## WHAT IS BEING ASKED
Reproduce the listing word for word. Skip any image.

Extracted data entries:
□ □ □ □

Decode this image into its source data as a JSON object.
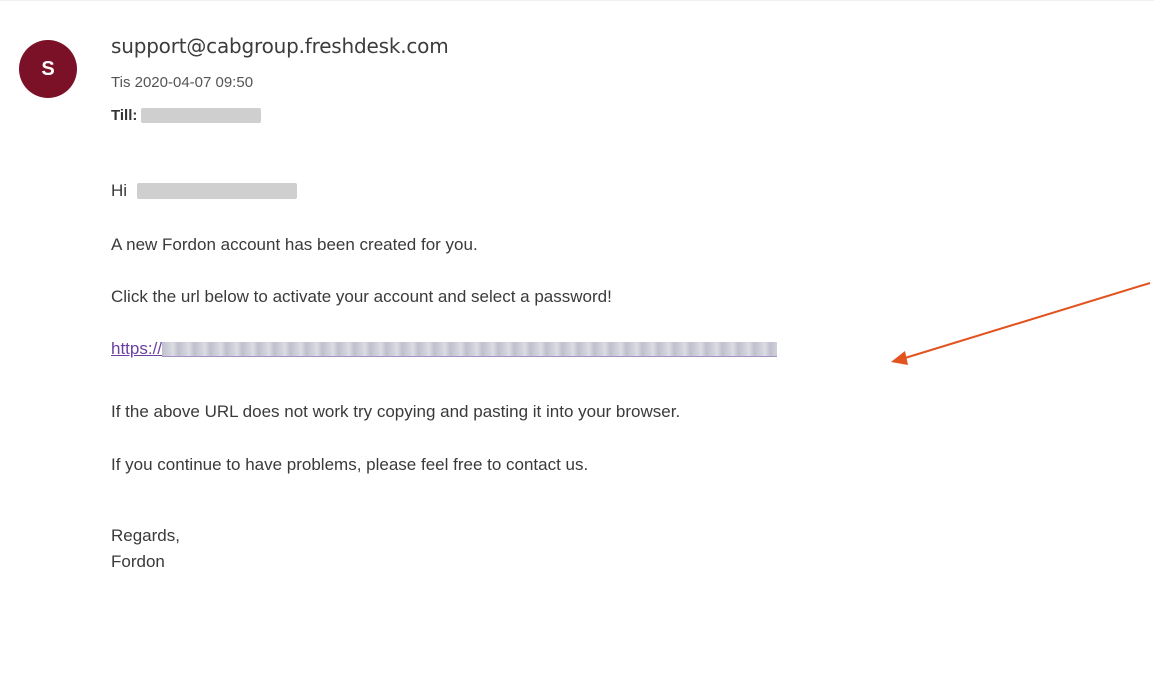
{
  "email": {
    "avatar_letter": "S",
    "avatar_color": "#7b1127",
    "sender": "support@cabgroup.freshdesk.com",
    "date": "Tis 2020-04-07 09:50",
    "to_label": "Till:",
    "greeting": "Hi",
    "body_lines": [
      "A new Fordon account has been created for you.",
      "Click the url below to activate your account and select a password!"
    ],
    "link_prefix": "https://",
    "after_link_lines": [
      "If the above URL does not work try copying and pasting it into your browser.",
      "If you continue to have problems, please feel free to contact us."
    ],
    "signoff": "Regards,",
    "signature": "Fordon"
  },
  "annotation": {
    "arrow_color": "#e2531f"
  },
  "colors": {
    "link": "#6b3fa0"
  }
}
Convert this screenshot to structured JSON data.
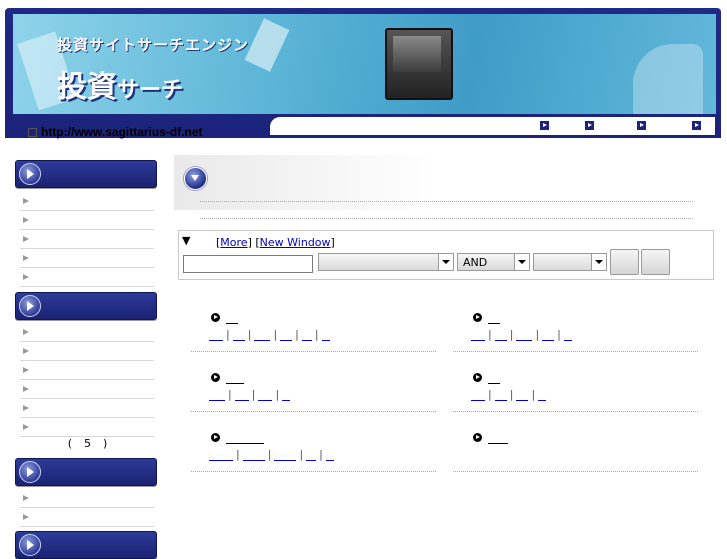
{
  "header": {
    "subtitle": "投資サイトサーチエンジン",
    "title_main": "投資",
    "title_small": "サーチ",
    "url": "http://www.sagittarius-df.net",
    "nav_count": 4
  },
  "sidebar": {
    "box1_items": 5,
    "box2_items": 6,
    "box3_items": 2,
    "count_open": "(",
    "count_value": "5",
    "count_close": ")"
  },
  "search": {
    "toggle": "▼",
    "more_label": "More",
    "new_window_label": "New Window",
    "input_value": "",
    "category_select": "",
    "mode_select": "AND",
    "extra_select": ""
  },
  "categories": [
    {
      "links": 5
    },
    {
      "links": 4
    },
    {
      "links": 3
    },
    {
      "links": 3
    },
    {
      "links": 4
    },
    {
      "links": 0
    }
  ],
  "colors": {
    "header_dark": "#1b237a",
    "banner_light": "#5fb7d8",
    "link": "#0000cc"
  }
}
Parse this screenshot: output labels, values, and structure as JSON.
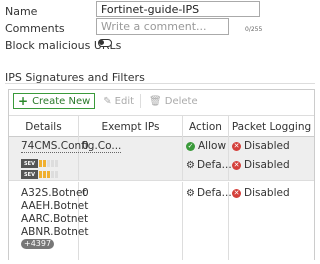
{
  "form": {
    "name_label": "Name",
    "name_value": "Fortinet-guide-IPS",
    "comments_label": "Comments",
    "comments_placeholder": "Write a comment...",
    "comments_counter": "0/255",
    "block_label": "Block malicious URLs",
    "block_enabled": false
  },
  "section": {
    "title": "IPS Signatures and Filters"
  },
  "toolbar": {
    "create_label": "Create New",
    "edit_label": "Edit",
    "delete_label": "Delete"
  },
  "table": {
    "headers": [
      "Details",
      "Exempt IPs",
      "Action",
      "Packet Logging"
    ],
    "rows": [
      {
        "details": "74CMS.Config.Co...",
        "exempt": "0",
        "action": "Allow",
        "logging": "Disabled",
        "sub": {
          "sev_label": "SEV",
          "sev2_label": "SEV",
          "action": "Defa...",
          "logging": "Disabled"
        }
      },
      {
        "details_lines": [
          "A32S.Botnet",
          "AAEH.Botnet",
          "AARC.Botnet",
          "ABNR.Botnet"
        ],
        "more": "+4397",
        "exempt": "0",
        "action": "Defa...",
        "logging": "Disabled"
      }
    ]
  },
  "colors": {
    "allow": "#3a9a3a",
    "disabled": "#d43f3a",
    "severity": "#f0b030",
    "create_border": "#3a9a3a"
  }
}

□ □ □ □

## EXERCISE ANSWER
Decode this image into its source data as a JSON object.
{
  "email": {
    "avatar_letter": "S",
    "avatar_color": "#7b1127",
    "sender": "support@cabgroup.freshdesk.com",
    "date": "Tis 2020-04-07 09:50",
    "to_label": "Till:",
    "greeting": "Hi",
    "body_lines": [
      "A new Fordon account has been created for you.",
      "Click the url below to activate your account and select a password!"
    ],
    "link_prefix": "https://",
    "after_link_lines": [
      "If the above URL does not work try copying and pasting it into your browser.",
      "If you continue to have problems, please feel free to contact us."
    ],
    "signoff": "Regards,",
    "signature": "Fordon"
  },
  "annotation": {
    "arrow_color": "#e2531f"
  },
  "colors": {
    "link": "#6b3fa0"
  }
}
Convert this screenshot to structured JSON data.
{
  "header": {
    "subtitle": "投資サイトサーチエンジン",
    "title_main": "投資",
    "title_small": "サーチ",
    "url": "http://www.sagittarius-df.net",
    "nav_count": 4
  },
  "sidebar": {
    "box1_items": 5,
    "box2_items": 6,
    "box3_items": 2,
    "count_open": "(",
    "count_value": "5",
    "count_close": ")"
  },
  "search": {
    "toggle": "▼",
    "more_label": "More",
    "new_window_label": "New Window",
    "input_value": "",
    "category_select": "",
    "mode_select": "AND",
    "extra_select": ""
  },
  "categories": [
    {
      "links": 5
    },
    {
      "links": 4
    },
    {
      "links": 3
    },
    {
      "links": 3
    },
    {
      "links": 4
    },
    {
      "links": 0
    }
  ],
  "colors": {
    "header_dark": "#1b237a",
    "banner_light": "#5fb7d8",
    "link": "#0000cc"
  }
}
Parse this screenshot: output labels, values, and structure as JSON.
{
  "form": {
    "name_label": "Name",
    "name_value": "Fortinet-guide-IPS",
    "comments_label": "Comments",
    "comments_placeholder": "Write a comment...",
    "comments_counter": "0/255",
    "block_label": "Block malicious URLs",
    "block_enabled": false
  },
  "section": {
    "title": "IPS Signatures and Filters"
  },
  "toolbar": {
    "create_label": "Create New",
    "edit_label": "Edit",
    "delete_label": "Delete"
  },
  "table": {
    "headers": [
      "Details",
      "Exempt IPs",
      "Action",
      "Packet Logging"
    ],
    "rows": [
      {
        "details": "74CMS.Config.Co...",
        "exempt": "0",
        "action": "Allow",
        "logging": "Disabled",
        "sub": {
          "sev_label": "SEV",
          "sev2_label": "SEV",
          "action": "Defa...",
          "logging": "Disabled"
        }
      },
      {
        "details_lines": [
          "A32S.Botnet",
          "AAEH.Botnet",
          "AARC.Botnet",
          "ABNR.Botnet"
        ],
        "more": "+4397",
        "exempt": "0",
        "action": "Defa...",
        "logging": "Disabled"
      }
    ]
  },
  "colors": {
    "allow": "#3a9a3a",
    "disabled": "#d43f3a",
    "severity": "#f0b030",
    "create_border": "#3a9a3a"
  }
}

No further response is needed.